▶ _Data records_

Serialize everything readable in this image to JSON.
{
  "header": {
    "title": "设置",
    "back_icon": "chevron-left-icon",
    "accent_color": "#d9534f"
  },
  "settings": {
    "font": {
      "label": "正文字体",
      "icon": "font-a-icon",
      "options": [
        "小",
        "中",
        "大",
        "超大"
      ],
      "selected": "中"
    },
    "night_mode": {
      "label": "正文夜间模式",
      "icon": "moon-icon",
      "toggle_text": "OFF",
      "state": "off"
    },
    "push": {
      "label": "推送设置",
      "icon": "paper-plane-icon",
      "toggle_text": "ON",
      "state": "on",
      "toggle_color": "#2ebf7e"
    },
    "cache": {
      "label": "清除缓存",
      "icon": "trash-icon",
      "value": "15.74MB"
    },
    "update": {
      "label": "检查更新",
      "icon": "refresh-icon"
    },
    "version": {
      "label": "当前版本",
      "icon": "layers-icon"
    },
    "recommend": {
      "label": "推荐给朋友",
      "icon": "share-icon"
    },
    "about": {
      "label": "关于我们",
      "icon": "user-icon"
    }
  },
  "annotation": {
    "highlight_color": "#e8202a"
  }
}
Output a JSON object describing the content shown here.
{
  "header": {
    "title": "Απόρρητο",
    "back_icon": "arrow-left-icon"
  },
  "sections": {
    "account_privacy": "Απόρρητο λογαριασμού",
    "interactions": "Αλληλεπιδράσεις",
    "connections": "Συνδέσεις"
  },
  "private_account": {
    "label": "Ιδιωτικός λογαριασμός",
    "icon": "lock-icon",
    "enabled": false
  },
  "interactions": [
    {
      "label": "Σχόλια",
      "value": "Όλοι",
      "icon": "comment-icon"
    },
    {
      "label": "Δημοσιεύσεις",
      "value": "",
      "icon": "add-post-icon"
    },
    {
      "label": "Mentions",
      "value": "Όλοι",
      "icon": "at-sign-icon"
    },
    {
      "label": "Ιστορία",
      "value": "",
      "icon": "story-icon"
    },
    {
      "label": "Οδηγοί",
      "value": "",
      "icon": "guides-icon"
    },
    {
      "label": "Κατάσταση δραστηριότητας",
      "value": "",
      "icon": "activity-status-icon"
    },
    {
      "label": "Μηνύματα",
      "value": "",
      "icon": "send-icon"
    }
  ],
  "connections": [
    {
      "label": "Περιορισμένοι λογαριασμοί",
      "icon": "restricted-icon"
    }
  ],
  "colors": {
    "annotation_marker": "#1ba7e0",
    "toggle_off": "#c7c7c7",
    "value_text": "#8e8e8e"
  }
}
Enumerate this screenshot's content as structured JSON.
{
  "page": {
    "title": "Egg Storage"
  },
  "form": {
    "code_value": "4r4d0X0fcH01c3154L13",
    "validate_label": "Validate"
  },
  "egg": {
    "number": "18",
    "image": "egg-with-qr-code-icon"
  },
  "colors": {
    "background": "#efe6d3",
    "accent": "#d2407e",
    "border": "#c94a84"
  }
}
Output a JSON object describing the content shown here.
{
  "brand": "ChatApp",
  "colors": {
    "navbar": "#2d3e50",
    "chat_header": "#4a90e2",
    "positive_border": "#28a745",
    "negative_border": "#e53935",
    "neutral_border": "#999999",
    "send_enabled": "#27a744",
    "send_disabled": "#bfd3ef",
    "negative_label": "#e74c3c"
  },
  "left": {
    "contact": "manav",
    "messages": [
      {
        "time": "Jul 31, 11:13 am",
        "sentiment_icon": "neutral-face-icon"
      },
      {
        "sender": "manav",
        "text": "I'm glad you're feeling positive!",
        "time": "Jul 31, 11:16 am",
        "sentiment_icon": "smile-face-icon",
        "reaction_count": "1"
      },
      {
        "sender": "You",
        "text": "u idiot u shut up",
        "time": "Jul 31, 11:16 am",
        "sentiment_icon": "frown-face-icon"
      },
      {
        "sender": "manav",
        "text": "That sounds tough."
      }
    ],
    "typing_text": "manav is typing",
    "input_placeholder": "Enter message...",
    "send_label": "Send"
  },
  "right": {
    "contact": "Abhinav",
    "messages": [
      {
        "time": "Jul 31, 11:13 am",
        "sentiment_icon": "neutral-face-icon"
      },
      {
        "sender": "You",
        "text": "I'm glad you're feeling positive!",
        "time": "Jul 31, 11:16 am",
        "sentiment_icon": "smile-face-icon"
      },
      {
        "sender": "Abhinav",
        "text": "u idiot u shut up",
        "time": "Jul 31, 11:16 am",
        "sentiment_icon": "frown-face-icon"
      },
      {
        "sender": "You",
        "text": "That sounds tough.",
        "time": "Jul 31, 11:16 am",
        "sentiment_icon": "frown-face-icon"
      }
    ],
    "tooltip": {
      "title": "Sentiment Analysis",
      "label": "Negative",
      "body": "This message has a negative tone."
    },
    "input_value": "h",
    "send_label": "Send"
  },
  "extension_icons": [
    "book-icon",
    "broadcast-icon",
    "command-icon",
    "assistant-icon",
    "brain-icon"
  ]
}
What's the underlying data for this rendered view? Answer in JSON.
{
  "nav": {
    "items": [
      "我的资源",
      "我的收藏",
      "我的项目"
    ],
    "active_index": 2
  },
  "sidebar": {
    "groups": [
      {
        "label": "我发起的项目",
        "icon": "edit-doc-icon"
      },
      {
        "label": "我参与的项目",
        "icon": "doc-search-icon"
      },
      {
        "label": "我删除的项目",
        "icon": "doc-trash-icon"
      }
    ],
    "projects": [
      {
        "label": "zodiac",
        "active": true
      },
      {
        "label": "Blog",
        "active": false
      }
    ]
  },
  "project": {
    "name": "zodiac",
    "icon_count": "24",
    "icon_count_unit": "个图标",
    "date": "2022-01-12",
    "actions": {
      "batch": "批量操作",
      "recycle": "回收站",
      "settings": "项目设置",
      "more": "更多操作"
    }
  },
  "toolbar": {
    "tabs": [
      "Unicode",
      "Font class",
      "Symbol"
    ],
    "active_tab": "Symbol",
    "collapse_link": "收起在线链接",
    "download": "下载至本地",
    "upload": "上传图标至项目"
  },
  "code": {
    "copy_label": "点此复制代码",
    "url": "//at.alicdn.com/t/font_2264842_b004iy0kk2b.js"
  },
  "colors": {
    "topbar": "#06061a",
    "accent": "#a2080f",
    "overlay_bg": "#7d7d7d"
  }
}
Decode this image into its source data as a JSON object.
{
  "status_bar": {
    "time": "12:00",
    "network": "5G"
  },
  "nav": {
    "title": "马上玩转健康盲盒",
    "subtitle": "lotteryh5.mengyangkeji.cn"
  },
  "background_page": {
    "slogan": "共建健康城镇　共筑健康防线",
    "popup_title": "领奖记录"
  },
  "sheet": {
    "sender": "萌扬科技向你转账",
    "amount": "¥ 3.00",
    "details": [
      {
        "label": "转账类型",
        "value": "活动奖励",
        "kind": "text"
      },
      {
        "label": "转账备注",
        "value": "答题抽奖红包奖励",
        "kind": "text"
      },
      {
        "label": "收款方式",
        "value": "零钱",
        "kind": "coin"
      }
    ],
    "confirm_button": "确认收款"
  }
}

▶ _Task to carry out_
Using the records above, find and show each line with the string "sounds".

▶ _Solution_
        "text": "That sounds tough."
        "text": "That sounds tough.",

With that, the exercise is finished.